- _Directive_:
Make an exact copy of the entries, and keep any pictures out of it.

- _Excerpted data_:

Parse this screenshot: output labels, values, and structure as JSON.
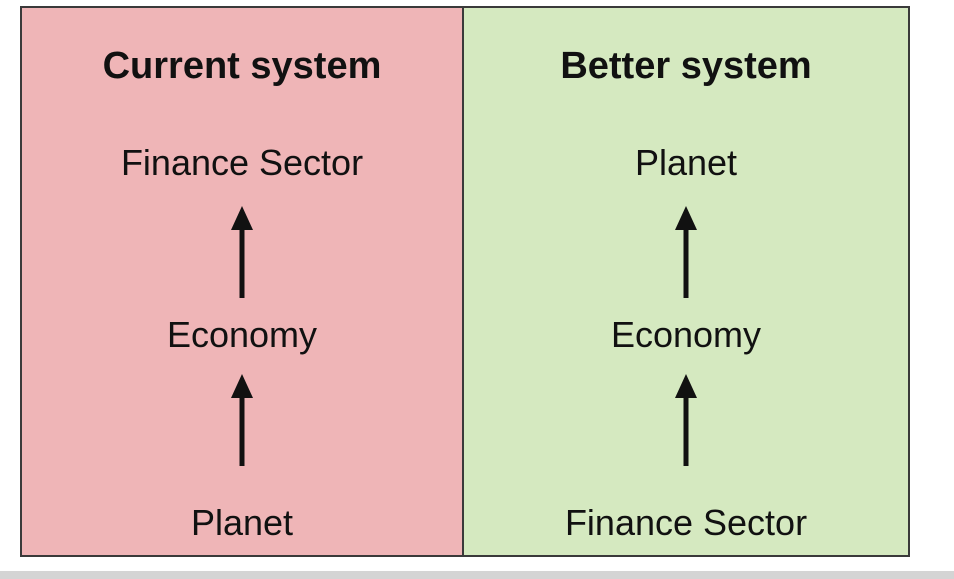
{
  "colors": {
    "current_bg": "#efb5b7",
    "better_bg": "#d5e9c0",
    "border": "#3a3a3a",
    "arrow": "#111111"
  },
  "current": {
    "title": "Current system",
    "top": "Finance Sector",
    "middle": "Economy",
    "bottom": "Planet"
  },
  "better": {
    "title": "Better system",
    "top": "Planet",
    "middle": "Economy",
    "bottom": "Finance Sector"
  },
  "icons": {
    "arrow": "arrow-up-icon"
  }
}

- _Result below_:
Parse this screenshot: output labels, values, and structure as JSON.
{
  "colors": {
    "current_bg": "#efb5b7",
    "better_bg": "#d5e9c0",
    "border": "#3a3a3a",
    "arrow": "#111111"
  },
  "current": {
    "title": "Current system",
    "top": "Finance Sector",
    "middle": "Economy",
    "bottom": "Planet"
  },
  "better": {
    "title": "Better system",
    "top": "Planet",
    "middle": "Economy",
    "bottom": "Finance Sector"
  },
  "icons": {
    "arrow": "arrow-up-icon"
  }
}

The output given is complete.